**GIVEN PROBLEM**. Repeat each entry as written and leave the images out of the copy.

**INFORMATION SHOWN**.
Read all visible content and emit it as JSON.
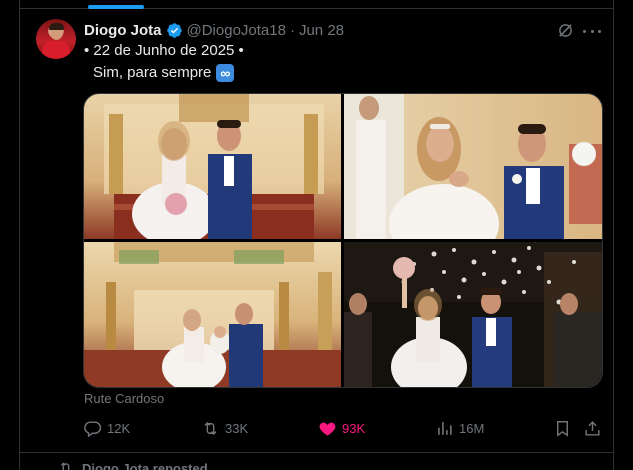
{
  "post": {
    "author_name": "Diogo Jota",
    "author_handle": "@DiogoJota18",
    "separator": "·",
    "date": "Jun 28",
    "text_line1": "• 22 de Junho de 2025 •",
    "text_line2": "Sim, para sempre",
    "emoji_text": "∞",
    "emoji_name": "infinity-emoji",
    "photo_credit": "Rute Cardoso"
  },
  "media": {
    "photos": [
      {
        "name": "wedding-photo-altar"
      },
      {
        "name": "wedding-photo-ring"
      },
      {
        "name": "wedding-photo-church-wide"
      },
      {
        "name": "wedding-photo-confetti"
      }
    ]
  },
  "actions": {
    "replies": "12K",
    "reposts": "33K",
    "likes": "93K",
    "views": "16M"
  },
  "next_item": {
    "label": "Diogo Jota reposted"
  },
  "icons": {
    "verified": "verified-badge-icon",
    "grok": "grok-icon",
    "more": "more-icon",
    "reply": "reply-icon",
    "repost": "repost-icon",
    "like": "heart-icon",
    "views": "views-icon",
    "bookmark": "bookmark-icon",
    "share": "share-icon"
  },
  "colors": {
    "background": "#000000",
    "text": "#e7e9ea",
    "muted": "#71767b",
    "accent": "#1d9bf0",
    "like": "#f91880",
    "border": "#2f3336"
  }
}
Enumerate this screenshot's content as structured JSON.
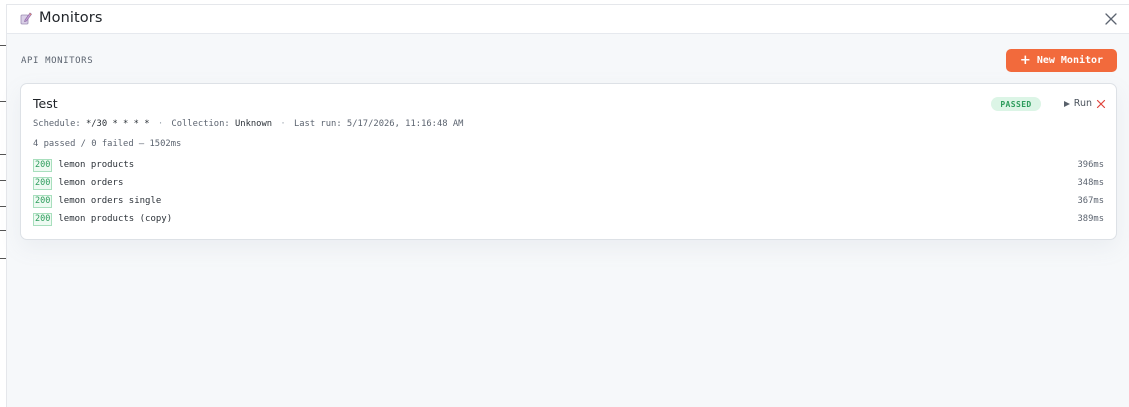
{
  "header": {
    "title": "Monitors",
    "icon": "monitor-pen-icon"
  },
  "section": {
    "label": "API MONITORS",
    "new_button_plus": "+",
    "new_button_label": "New Monitor"
  },
  "colors": {
    "accent": "#f26a3c",
    "passed": "#2d9c5c",
    "passed_bg": "#dcf5e6",
    "danger": "#e0443b"
  },
  "monitor": {
    "title": "Test",
    "status": "PASSED",
    "run_label": "Run",
    "schedule_label": "Schedule:",
    "schedule_value": "*/30 * * * *",
    "collection_label": "Collection:",
    "collection_value": "Unknown",
    "last_run_label": "Last run:",
    "last_run_value": "5/17/2026, 11:16:48 AM",
    "separator": "·",
    "summary": "4 passed / 0 failed — 1502ms",
    "results": [
      {
        "code": "200",
        "name": "lemon products",
        "time": "396ms"
      },
      {
        "code": "200",
        "name": "lemon orders",
        "time": "348ms"
      },
      {
        "code": "200",
        "name": "lemon orders single",
        "time": "367ms"
      },
      {
        "code": "200",
        "name": "lemon products (copy)",
        "time": "389ms"
      }
    ]
  }
}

**WRITTEN REPLY**.
Read all visible content and emit it as JSON.
{
  "post": {
    "author_name": "Diogo Jota",
    "author_handle": "@DiogoJota18",
    "separator": "·",
    "date": "Jun 28",
    "text_line1": "• 22 de Junho de 2025 •",
    "text_line2": "Sim, para sempre",
    "emoji_text": "∞",
    "emoji_name": "infinity-emoji",
    "photo_credit": "Rute Cardoso"
  },
  "media": {
    "photos": [
      {
        "name": "wedding-photo-altar"
      },
      {
        "name": "wedding-photo-ring"
      },
      {
        "name": "wedding-photo-church-wide"
      },
      {
        "name": "wedding-photo-confetti"
      }
    ]
  },
  "actions": {
    "replies": "12K",
    "reposts": "33K",
    "likes": "93K",
    "views": "16M"
  },
  "next_item": {
    "label": "Diogo Jota reposted"
  },
  "icons": {
    "verified": "verified-badge-icon",
    "grok": "grok-icon",
    "more": "more-icon",
    "reply": "reply-icon",
    "repost": "repost-icon",
    "like": "heart-icon",
    "views": "views-icon",
    "bookmark": "bookmark-icon",
    "share": "share-icon"
  },
  "colors": {
    "background": "#000000",
    "text": "#e7e9ea",
    "muted": "#71767b",
    "accent": "#1d9bf0",
    "like": "#f91880",
    "border": "#2f3336"
  }
}
Enumerate this screenshot's content as structured JSON.
{
  "header": {
    "title": "Monitors",
    "icon": "monitor-pen-icon"
  },
  "section": {
    "label": "API MONITORS",
    "new_button_plus": "+",
    "new_button_label": "New Monitor"
  },
  "colors": {
    "accent": "#f26a3c",
    "passed": "#2d9c5c",
    "passed_bg": "#dcf5e6",
    "danger": "#e0443b"
  },
  "monitor": {
    "title": "Test",
    "status": "PASSED",
    "run_label": "Run",
    "schedule_label": "Schedule:",
    "schedule_value": "*/30 * * * *",
    "collection_label": "Collection:",
    "collection_value": "Unknown",
    "last_run_label": "Last run:",
    "last_run_value": "5/17/2026, 11:16:48 AM",
    "separator": "·",
    "summary": "4 passed / 0 failed — 1502ms",
    "results": [
      {
        "code": "200",
        "name": "lemon products",
        "time": "396ms"
      },
      {
        "code": "200",
        "name": "lemon orders",
        "time": "348ms"
      },
      {
        "code": "200",
        "name": "lemon orders single",
        "time": "367ms"
      },
      {
        "code": "200",
        "name": "lemon products (copy)",
        "time": "389ms"
      }
    ]
  }
}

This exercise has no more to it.